## DIRECTIVE:
Filter the records below down to lines containing "STOCHASTIC".

══════════════════════════════

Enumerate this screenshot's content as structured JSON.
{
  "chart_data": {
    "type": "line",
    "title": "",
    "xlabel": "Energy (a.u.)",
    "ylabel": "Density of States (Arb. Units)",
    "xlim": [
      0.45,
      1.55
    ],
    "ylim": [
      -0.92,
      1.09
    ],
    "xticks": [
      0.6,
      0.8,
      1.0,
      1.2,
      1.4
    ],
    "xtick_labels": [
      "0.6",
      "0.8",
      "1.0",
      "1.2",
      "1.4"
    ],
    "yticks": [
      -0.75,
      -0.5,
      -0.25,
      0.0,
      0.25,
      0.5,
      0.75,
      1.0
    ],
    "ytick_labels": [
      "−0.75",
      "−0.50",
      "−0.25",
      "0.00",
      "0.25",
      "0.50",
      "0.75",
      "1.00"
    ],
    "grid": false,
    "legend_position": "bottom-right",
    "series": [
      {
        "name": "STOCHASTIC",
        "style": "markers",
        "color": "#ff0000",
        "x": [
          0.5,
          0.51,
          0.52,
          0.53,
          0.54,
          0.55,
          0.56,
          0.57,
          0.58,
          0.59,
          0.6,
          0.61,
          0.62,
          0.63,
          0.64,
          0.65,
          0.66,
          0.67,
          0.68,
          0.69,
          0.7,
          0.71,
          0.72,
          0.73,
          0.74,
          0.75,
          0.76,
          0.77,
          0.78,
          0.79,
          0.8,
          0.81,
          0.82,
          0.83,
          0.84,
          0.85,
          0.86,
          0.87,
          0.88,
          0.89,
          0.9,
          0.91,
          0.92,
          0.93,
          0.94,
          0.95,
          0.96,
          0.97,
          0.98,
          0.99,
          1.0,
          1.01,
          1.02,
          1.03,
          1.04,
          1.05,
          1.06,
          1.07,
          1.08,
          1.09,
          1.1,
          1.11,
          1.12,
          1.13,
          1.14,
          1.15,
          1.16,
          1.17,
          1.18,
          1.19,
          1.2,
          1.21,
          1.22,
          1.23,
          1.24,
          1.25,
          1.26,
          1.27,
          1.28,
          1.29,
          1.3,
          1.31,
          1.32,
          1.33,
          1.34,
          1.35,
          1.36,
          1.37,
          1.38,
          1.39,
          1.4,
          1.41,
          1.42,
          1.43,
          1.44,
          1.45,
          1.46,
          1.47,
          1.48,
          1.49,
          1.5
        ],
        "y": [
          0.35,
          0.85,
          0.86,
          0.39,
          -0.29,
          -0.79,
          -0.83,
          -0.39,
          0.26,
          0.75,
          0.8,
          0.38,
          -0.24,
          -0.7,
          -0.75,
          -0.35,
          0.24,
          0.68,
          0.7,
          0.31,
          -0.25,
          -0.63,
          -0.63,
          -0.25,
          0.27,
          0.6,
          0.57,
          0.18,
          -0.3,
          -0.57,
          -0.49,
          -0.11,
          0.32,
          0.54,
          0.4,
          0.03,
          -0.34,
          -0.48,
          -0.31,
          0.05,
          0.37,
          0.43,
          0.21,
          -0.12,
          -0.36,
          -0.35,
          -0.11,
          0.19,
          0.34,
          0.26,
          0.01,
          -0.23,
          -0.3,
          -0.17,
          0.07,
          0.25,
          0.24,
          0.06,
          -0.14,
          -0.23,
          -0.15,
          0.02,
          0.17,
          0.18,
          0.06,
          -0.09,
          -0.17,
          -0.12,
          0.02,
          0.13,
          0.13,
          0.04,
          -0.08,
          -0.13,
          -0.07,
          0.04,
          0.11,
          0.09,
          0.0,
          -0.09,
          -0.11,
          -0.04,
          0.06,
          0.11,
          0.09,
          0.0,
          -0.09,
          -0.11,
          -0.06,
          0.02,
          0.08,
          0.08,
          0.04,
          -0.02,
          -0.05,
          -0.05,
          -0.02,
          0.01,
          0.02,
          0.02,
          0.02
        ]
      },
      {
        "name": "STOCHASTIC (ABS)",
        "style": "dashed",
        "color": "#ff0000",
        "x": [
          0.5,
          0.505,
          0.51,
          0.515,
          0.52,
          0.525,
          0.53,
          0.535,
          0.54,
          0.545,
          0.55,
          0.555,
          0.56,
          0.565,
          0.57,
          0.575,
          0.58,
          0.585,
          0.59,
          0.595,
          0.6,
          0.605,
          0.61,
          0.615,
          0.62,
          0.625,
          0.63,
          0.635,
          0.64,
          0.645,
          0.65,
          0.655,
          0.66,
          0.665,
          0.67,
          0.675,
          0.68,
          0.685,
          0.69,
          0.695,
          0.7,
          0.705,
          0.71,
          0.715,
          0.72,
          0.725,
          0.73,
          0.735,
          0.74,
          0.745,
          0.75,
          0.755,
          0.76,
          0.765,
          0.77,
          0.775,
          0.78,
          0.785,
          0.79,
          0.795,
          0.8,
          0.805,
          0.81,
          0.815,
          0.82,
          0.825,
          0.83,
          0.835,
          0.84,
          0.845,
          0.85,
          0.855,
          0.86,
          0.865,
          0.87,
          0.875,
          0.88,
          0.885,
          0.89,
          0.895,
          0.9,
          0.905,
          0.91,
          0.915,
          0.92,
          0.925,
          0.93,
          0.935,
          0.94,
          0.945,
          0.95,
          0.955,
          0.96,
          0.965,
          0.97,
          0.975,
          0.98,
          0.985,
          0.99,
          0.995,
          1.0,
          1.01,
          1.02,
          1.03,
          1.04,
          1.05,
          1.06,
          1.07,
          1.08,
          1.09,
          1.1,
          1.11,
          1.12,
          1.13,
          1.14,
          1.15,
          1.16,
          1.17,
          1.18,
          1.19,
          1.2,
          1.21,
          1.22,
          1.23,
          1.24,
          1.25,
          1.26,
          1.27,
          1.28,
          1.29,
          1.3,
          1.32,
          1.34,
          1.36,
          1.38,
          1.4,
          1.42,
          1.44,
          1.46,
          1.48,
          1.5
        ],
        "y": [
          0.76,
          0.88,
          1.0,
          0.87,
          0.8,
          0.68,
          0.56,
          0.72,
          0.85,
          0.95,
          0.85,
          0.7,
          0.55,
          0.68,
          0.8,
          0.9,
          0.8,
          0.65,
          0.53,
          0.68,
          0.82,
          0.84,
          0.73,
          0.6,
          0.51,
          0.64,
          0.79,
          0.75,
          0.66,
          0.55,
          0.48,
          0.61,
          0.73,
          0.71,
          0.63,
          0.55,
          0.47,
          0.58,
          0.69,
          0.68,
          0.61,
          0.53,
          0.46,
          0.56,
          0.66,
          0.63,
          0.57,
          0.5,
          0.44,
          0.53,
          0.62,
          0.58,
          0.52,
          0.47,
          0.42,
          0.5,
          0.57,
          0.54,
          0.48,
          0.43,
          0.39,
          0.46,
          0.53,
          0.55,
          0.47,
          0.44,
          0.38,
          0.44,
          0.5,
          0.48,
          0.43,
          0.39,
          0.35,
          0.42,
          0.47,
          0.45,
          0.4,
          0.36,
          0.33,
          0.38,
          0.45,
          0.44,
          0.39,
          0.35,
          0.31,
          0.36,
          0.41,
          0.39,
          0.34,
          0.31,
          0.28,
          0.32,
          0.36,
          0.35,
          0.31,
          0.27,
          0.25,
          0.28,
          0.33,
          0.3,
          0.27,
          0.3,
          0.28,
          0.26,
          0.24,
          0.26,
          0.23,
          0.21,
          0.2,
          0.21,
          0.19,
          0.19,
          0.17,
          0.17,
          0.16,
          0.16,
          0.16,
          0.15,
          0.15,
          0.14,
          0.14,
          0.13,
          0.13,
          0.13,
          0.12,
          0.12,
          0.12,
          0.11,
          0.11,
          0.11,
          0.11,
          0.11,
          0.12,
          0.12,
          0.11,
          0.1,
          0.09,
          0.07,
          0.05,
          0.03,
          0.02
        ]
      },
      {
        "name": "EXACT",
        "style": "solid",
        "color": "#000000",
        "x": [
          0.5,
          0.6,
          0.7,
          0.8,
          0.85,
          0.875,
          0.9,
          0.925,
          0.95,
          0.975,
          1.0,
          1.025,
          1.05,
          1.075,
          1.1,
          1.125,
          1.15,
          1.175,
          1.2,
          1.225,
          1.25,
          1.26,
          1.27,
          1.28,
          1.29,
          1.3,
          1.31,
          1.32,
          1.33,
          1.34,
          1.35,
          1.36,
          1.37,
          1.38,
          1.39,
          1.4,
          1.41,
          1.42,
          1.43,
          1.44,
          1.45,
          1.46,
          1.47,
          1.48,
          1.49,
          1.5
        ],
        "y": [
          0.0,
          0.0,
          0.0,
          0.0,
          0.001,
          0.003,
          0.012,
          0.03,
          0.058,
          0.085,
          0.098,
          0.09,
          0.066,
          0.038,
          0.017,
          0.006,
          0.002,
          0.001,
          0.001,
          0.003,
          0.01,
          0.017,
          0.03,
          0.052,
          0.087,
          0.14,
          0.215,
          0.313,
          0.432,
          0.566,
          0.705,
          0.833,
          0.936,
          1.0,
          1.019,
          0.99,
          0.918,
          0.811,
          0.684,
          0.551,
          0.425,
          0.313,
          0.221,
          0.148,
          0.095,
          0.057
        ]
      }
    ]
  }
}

══════════════════════════════

## SOLUTION TO THE EXERCISE:
        "name": "STOCHASTIC",
        "name": "STOCHASTIC (ABS)",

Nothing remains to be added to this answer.